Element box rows
[START]
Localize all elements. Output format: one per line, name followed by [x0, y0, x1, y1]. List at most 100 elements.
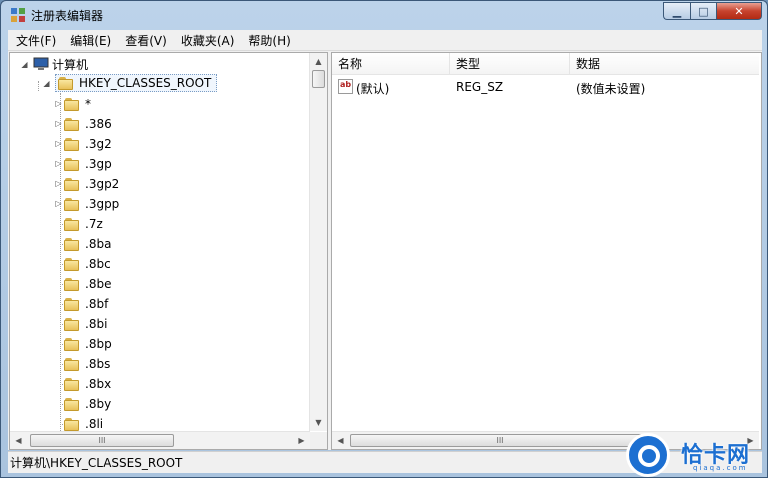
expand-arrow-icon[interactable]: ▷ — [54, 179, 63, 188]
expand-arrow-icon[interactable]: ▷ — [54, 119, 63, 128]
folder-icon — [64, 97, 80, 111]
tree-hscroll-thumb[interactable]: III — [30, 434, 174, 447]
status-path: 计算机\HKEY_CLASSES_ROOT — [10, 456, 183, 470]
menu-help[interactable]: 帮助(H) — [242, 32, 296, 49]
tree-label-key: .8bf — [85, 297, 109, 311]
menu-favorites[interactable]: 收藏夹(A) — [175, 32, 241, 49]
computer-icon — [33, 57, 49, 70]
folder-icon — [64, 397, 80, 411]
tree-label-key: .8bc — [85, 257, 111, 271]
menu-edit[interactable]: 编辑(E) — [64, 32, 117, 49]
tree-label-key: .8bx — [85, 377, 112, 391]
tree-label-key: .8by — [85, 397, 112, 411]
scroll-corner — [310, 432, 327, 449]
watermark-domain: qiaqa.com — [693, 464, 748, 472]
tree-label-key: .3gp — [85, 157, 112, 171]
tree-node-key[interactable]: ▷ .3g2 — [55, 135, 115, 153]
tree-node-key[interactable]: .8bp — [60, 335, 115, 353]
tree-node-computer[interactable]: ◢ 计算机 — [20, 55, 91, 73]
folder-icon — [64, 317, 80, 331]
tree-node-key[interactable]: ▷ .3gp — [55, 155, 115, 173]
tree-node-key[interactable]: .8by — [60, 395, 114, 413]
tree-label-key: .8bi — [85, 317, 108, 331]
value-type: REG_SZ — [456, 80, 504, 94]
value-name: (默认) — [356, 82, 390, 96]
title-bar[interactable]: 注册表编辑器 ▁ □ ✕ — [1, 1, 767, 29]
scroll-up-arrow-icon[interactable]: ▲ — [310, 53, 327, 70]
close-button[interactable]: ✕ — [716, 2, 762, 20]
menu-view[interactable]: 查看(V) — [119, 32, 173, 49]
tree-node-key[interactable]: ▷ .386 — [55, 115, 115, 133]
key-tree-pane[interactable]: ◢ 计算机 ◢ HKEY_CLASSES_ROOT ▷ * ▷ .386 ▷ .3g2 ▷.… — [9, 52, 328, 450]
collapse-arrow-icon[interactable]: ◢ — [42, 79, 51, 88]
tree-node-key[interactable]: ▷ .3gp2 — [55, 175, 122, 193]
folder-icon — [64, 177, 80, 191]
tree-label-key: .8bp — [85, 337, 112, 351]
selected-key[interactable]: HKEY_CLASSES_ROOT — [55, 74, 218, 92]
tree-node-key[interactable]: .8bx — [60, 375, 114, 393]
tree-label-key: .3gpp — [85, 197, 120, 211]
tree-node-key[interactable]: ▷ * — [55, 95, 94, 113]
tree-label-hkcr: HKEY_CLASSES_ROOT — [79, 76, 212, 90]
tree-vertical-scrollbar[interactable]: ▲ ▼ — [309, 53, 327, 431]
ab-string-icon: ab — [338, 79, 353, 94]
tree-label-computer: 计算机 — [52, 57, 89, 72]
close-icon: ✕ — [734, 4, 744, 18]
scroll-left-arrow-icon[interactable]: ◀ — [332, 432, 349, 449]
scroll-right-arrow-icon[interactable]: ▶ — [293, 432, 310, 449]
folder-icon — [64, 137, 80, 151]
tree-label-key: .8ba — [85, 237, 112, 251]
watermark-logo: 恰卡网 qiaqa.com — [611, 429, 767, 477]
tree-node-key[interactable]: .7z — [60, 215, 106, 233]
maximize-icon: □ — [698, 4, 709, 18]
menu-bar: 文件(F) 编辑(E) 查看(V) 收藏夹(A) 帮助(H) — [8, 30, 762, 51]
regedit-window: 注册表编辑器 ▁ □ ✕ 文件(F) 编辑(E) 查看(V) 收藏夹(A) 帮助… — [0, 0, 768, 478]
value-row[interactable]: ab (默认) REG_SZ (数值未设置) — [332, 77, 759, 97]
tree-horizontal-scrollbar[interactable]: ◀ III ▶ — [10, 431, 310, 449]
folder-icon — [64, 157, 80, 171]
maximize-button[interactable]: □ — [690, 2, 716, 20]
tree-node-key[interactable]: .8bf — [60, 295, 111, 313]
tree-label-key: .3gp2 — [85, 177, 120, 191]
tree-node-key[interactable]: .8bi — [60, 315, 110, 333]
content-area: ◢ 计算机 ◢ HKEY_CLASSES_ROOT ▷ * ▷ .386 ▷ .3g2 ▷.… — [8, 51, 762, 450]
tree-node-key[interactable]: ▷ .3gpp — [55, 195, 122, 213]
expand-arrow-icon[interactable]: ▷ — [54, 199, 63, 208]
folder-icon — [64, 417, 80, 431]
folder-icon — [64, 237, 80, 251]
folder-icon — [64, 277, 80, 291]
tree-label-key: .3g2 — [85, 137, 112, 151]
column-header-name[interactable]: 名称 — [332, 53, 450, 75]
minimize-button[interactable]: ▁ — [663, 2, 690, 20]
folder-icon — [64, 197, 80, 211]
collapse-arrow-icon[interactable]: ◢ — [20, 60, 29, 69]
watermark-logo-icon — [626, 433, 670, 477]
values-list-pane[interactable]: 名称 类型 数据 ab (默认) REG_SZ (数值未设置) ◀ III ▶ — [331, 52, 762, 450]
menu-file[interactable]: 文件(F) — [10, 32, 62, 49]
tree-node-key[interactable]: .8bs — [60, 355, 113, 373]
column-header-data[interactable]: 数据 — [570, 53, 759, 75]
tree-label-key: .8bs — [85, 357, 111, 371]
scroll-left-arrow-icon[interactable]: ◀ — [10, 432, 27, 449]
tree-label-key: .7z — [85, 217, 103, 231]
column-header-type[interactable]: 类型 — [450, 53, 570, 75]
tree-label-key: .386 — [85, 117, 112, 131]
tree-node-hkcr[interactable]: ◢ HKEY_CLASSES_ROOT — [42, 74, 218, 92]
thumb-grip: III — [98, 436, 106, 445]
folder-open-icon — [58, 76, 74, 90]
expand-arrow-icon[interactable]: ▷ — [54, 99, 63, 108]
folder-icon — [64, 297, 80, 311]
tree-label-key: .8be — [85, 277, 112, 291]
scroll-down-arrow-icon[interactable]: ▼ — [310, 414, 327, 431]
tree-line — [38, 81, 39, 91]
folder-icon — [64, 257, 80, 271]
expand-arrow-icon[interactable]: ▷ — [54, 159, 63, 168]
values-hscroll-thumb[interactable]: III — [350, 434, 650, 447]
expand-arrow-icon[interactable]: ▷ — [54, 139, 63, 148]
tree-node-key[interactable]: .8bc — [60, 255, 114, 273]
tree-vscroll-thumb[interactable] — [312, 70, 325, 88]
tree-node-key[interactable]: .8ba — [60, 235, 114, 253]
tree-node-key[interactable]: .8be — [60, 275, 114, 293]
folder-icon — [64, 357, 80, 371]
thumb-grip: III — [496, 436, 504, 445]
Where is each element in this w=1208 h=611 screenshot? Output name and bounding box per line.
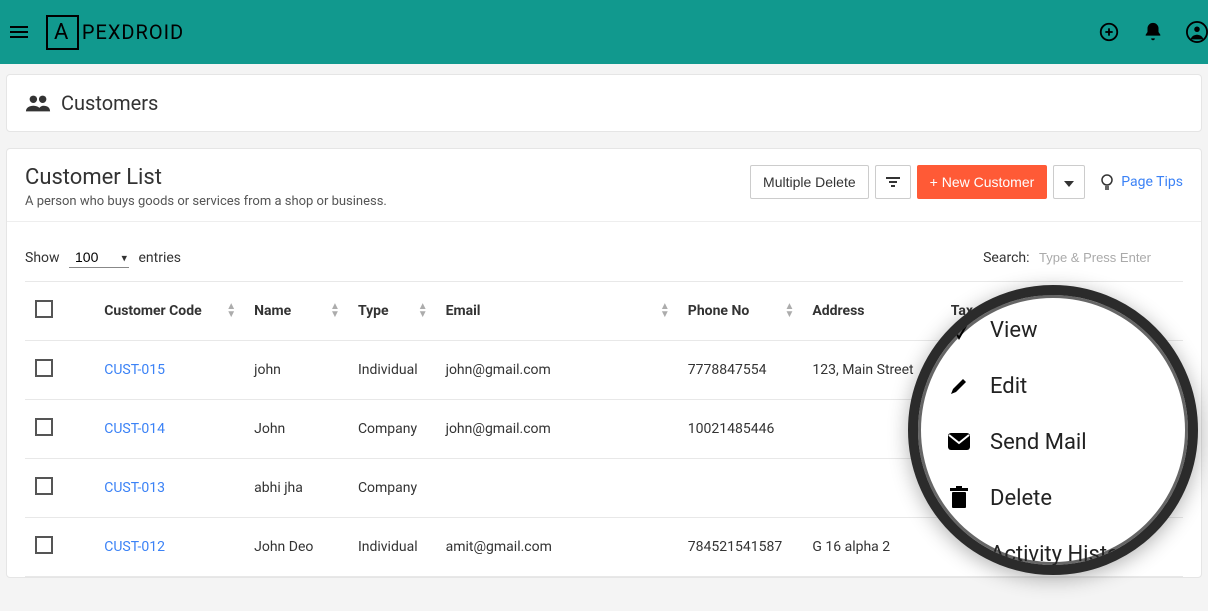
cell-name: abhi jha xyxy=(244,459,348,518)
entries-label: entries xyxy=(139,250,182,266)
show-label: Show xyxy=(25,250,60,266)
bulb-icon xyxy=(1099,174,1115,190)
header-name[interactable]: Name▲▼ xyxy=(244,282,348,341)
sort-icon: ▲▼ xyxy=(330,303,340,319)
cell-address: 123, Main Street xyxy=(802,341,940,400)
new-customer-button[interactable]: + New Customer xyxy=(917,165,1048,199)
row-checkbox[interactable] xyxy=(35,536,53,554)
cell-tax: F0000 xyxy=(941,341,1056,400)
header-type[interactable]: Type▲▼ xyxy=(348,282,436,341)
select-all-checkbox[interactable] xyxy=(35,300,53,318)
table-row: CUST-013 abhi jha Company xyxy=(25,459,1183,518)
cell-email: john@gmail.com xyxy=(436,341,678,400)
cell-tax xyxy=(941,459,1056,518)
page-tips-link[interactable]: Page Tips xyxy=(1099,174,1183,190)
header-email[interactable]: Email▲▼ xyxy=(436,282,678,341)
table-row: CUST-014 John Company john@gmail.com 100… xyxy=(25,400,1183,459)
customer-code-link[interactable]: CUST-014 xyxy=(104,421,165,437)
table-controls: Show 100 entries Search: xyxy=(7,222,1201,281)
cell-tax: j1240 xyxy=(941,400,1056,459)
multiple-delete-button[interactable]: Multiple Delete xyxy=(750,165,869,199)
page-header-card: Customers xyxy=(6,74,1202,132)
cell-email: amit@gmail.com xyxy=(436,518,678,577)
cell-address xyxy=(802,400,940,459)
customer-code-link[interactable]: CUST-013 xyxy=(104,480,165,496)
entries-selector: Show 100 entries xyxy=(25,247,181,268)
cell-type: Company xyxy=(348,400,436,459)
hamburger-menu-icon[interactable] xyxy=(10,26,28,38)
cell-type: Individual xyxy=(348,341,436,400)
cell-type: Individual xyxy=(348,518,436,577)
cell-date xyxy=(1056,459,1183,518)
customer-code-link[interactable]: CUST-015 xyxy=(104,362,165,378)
[END]
### EXERCISE GOAL
Render the stretch from the line containing "expand-arrow-icon[interactable]: ▷ — [54, 179, 63, 188]" through the line containing "tree-label-hkcr: HKEY_CLASSES_ROOT —" as a JSON list of strings, one string per line, with blank lines omitted.

### EXERCISE ANSWER
[
  "expand-arrow-icon[interactable]: ▷ — [54, 179, 63, 188]",
  "expand-arrow-icon[interactable]: ▷ — [54, 119, 63, 128]",
  "folder-icon — [64, 97, 80, 111]",
  "tree-hscroll-thumb[interactable]: III — [30, 434, 174, 447]",
  "status-path: 计算机\\HKEY_CLASSES_ROOT — [10, 456, 183, 470]",
  "menu-help[interactable]: 帮助(H) — [242, 32, 296, 49]",
  "tree-label-key: .8bf — [85, 297, 109, 311]",
  "menu-favorites[interactable]: 收藏夹(A) — [175, 32, 241, 49]",
  "computer-icon — [33, 57, 49, 70]",
  "folder-icon — [64, 397, 80, 411]",
  "tree-label-key: .8bc — [85, 257, 111, 271]",
  "menu-edit[interactable]: 编辑(E) — [64, 32, 117, 49]",
  "tree-label-key: .8bx — [85, 377, 112, 391]",
  "tree-label-key: .8by — [85, 397, 112, 411]",
  "scroll-corner — [310, 432, 327, 449]",
  "watermark-domain: qiaqa.com — [693, 464, 748, 472]",
  "tree-label-key: .3gp — [85, 157, 112, 171]",
  "tree-node-key[interactable]: ▷ .3g2 — [55, 135, 115, 153]",
  "tree-node-key[interactable]: .8bp — [60, 335, 115, 353]",
  "tree-node-computer[interactable]: ◢ 计算机 — [20, 55, 91, 73]",
  "folder-icon — [64, 317, 80, 331]",
  "tree-node-key[interactable]: ▷ .3gp — [55, 155, 115, 173]",
  "tree-node-key[interactable]: .8by — [60, 395, 114, 413]",
  "tree-label-key: .8bi — [85, 317, 108, 331]",
  "value-type: REG_SZ — [456, 80, 504, 94]",
  "value-name: (默认) — [356, 82, 390, 96]",
  "title-bar[interactable]: 注册表编辑器 ▁ □ ✕ — [1, 1, 767, 29]",
  "scroll-up-arrow-icon[interactable]: ▲ — [310, 53, 327, 70]",
  "close-button[interactable]: ✕ — [716, 2, 762, 20]",
  "menu-view[interactable]: 查看(V) — [119, 32, 173, 49]",
  "tree-node-key[interactable]: ▷ .386 — [55, 115, 115, 133]",
  "key-tree-pane[interactable]: ◢ 计算机 ◢ HKEY_CLASSES_ROOT ▷ * ▷ .386 ▷ .3g2 ▷.… — [9, 52, 328, 450]",
  "collapse-arrow-icon[interactable]: ◢ — [42, 79, 51, 88]",
  "tree-node-key[interactable]: ▷ .3gp2 — [55, 175, 122, 193]",
  "folder-icon — [64, 177, 80, 191]",
  "tree-label-key: .8bp — [85, 337, 112, 351]",
  "selected-key[interactable]: HKEY_CLASSES_ROOT — [55, 74, 218, 92]",
  "tree-node-key[interactable]: .8bx — [60, 375, 114, 393]",
  "tree-label-key: .3gpp — [85, 197, 120, 211]",
  "tree-node-key[interactable]: ▷ * — [55, 95, 94, 113]",
  "tree-label-hkcr: HKEY_CLASSES_ROOT — [79, 76, 212, 90]"
]